> [Exercise] Output every entry exactly as written, but omit the pictures.

— BEGIN —

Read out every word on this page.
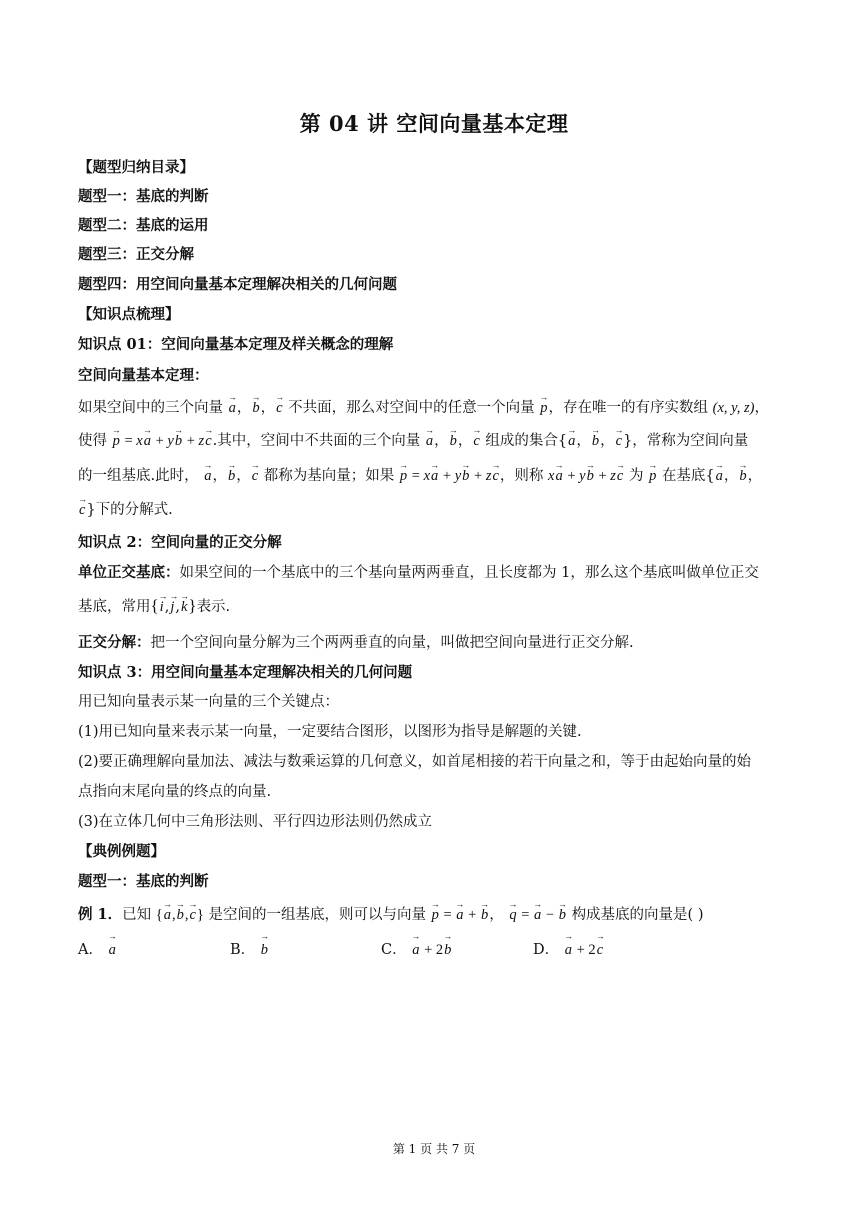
第 04 讲 空间向量基本定理
【题型归纳目录】
题型一：基底的判断
题型二：基底的运用
题型三：正交分解
题型四：用空间向量基本定理解决相关的几何问题
【知识点梳理】
知识点 01：空间向量基本定理及样关概念的理解
空间向量基本定理：
如果空间中的三个向量 → a，→ b，→ c 不共面，那么对空间中的任意一个向量 → p，存在唯一的有序实数组 (x, y, z)，
使得 → p = x→ a + y→ b + z→ c.其中，空间中不共面的三个向量 → a，→ b，→ c 组成的集合{→ a，→ b，→ c}，常称为空间向量
的一组基底.此时， → a，→ b，→ c 都称为基向量；如果 → p = x→ a + y→ b + z→ c，则称 x→ a + y→ b + z→ c 为 → p 在基底{→ a，→ b，
→ c}下的分解式.
知识点 2：空间向量的正交分解
单位正交基底：如果空间的一个基底中的三个基向量两两垂直，且长度都为 1，那么这个基底叫做单位正交
基底，常用{→ i,→ j,→ k}表示.
正交分解：把一个空间向量分解为三个两两垂直的向量，叫做把空间向量进行正交分解.
知识点 3：用空间向量基本定理解决相关的几何问题
用已知向量表示某一向量的三个关键点：
(1)用已知向量来表示某一向量，一定要结合图形，以图形为指导是解题的关键.
(2)要正确理解向量加法、减法与数乘运算的几何意义，如首尾相接的若干向量之和，等于由起始向量的始
点指向末尾向量的终点的向量.
(3)在立体几何中三角形法则、平行四边形法则仍然成立
【典例例题】
题型一：基底的判断
例 1．已知 {→ a,→ b,→ c} 是空间的一组基底，则可以与向量 → p = → a + → b， → q = → a − → b 构成基底的向量是( )
A． → a	B． → b	C． → a + 2→ b	D． → a + 2→ c
第 1 页 共 7 页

— END —

> [Result for this task]
Read out every word on this page.
第 04 讲 空间向量基本定理
【题型归纳目录】
题型一：基底的判断
题型二：基底的运用
题型三：正交分解
题型四：用空间向量基本定理解决相关的几何问题
【知识点梳理】
知识点 01：空间向量基本定理及样关概念的理解
空间向量基本定理：
如果空间中的三个向量 → a，→ b，→ c 不共面，那么对空间中的任意一个向量 → p，存在唯一的有序实数组 (x, y, z)，
使得 → p = x→ a + y→ b + z→ c.其中，空间中不共面的三个向量 → a，→ b，→ c 组成的集合{→ a，→ b，→ c}，常称为空间向量
的一组基底.此时， → a，→ b，→ c 都称为基向量；如果 → p = x→ a + y→ b + z→ c，则称 x→ a + y→ b + z→ c 为 → p 在基底{→ a，→ b，
→ c}下的分解式.
知识点 2：空间向量的正交分解
单位正交基底：如果空间的一个基底中的三个基向量两两垂直，且长度都为 1，那么这个基底叫做单位正交
基底，常用{→ i,→ j,→ k}表示.
正交分解：把一个空间向量分解为三个两两垂直的向量，叫做把空间向量进行正交分解.
知识点 3：用空间向量基本定理解决相关的几何问题
用已知向量表示某一向量的三个关键点：
(1)用已知向量来表示某一向量，一定要结合图形，以图形为指导是解题的关键.
(2)要正确理解向量加法、减法与数乘运算的几何意义，如首尾相接的若干向量之和，等于由起始向量的始
点指向末尾向量的终点的向量.
(3)在立体几何中三角形法则、平行四边形法则仍然成立
【典例例题】
题型一：基底的判断
例 1．已知 {→ a,→ b,→ c} 是空间的一组基底，则可以与向量 → p = → a + → b， → q = → a − → b 构成基底的向量是( )
A． → a	B． → b	C． → a + 2→ b	D． → a + 2→ c
第 1 页 共 7 页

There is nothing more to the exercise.